Given entries
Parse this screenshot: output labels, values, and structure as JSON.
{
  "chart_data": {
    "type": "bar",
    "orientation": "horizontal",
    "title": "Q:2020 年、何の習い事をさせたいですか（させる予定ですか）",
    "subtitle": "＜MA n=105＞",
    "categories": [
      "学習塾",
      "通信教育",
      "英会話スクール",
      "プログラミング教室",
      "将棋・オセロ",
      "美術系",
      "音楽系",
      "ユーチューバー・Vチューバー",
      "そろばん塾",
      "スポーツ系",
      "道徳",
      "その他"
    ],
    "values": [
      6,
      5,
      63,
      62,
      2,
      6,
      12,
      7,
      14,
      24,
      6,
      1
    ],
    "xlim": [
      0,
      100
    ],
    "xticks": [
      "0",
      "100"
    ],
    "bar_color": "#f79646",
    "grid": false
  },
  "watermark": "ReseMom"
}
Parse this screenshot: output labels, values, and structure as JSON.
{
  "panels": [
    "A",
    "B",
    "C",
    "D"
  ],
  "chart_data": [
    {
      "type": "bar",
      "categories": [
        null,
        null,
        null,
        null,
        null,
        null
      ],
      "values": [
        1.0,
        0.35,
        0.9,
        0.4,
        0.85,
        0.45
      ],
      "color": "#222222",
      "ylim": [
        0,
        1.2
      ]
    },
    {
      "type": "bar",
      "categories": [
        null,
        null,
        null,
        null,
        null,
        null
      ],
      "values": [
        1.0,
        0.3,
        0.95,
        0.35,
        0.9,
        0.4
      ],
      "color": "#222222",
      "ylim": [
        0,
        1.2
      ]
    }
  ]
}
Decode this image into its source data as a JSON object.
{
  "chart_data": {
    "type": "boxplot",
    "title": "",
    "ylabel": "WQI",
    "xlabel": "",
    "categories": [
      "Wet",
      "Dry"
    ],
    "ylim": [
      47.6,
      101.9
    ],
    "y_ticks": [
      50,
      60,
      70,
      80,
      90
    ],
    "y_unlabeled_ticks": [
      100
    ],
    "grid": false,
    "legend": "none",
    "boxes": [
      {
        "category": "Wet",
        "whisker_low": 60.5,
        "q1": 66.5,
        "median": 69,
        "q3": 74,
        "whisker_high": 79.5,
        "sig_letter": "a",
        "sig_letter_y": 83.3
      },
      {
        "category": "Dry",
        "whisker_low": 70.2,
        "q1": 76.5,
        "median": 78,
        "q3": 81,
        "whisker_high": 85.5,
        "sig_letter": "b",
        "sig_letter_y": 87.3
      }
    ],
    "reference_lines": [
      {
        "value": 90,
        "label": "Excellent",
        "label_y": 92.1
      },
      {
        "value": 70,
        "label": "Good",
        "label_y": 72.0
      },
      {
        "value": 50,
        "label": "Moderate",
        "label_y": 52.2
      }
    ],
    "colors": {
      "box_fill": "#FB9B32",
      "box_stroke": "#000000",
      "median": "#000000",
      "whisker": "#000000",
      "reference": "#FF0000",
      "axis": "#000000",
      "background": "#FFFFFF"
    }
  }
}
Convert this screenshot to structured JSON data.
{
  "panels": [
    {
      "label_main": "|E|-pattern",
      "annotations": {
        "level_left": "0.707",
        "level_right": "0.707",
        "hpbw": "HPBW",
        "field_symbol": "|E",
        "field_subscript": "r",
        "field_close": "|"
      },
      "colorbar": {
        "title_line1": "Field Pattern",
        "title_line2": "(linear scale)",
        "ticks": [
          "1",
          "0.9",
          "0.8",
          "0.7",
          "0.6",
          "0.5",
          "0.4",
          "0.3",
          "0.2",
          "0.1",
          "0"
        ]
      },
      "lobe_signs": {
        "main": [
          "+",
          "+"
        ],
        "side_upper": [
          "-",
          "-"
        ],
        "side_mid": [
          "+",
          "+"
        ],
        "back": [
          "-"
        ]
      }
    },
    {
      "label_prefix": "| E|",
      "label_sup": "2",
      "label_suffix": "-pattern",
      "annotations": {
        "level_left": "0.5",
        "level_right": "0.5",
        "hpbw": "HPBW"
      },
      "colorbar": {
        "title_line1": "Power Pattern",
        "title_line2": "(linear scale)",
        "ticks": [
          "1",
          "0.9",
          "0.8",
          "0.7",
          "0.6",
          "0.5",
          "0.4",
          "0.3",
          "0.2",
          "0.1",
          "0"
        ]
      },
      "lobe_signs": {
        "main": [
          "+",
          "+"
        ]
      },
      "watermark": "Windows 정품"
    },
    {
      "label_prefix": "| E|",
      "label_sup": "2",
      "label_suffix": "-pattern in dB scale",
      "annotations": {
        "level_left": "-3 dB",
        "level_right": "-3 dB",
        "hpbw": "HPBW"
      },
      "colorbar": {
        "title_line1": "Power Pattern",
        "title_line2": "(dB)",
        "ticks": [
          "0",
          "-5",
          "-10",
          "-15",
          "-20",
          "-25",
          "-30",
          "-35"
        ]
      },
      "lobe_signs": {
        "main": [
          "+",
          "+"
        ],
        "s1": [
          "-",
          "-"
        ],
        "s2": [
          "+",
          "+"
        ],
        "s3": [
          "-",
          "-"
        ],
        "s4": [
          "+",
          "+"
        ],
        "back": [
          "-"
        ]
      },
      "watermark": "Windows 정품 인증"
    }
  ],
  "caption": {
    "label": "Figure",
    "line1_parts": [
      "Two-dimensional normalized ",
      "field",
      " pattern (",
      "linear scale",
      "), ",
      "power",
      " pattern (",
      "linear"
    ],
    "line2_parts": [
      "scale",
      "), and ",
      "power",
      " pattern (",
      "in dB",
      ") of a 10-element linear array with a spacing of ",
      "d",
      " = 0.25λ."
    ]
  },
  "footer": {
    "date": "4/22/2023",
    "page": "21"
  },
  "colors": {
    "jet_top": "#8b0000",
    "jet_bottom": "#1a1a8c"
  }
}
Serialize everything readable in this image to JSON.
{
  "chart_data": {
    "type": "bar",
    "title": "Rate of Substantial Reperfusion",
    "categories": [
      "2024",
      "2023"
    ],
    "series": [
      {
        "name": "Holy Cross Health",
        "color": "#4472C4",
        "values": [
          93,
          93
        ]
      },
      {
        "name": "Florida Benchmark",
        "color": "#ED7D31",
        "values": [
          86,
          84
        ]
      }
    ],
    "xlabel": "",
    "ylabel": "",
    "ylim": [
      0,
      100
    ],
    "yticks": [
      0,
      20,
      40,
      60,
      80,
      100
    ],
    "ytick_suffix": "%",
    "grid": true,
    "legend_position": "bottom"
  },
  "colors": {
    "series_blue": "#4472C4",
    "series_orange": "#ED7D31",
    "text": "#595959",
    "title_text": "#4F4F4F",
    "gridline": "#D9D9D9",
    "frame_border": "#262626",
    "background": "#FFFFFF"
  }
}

Directions
Isolate the lines that hold the word "name" and copy all of them.

Right answer
        "name": "Holy Cross Health",
        "name": "Florida Benchmark",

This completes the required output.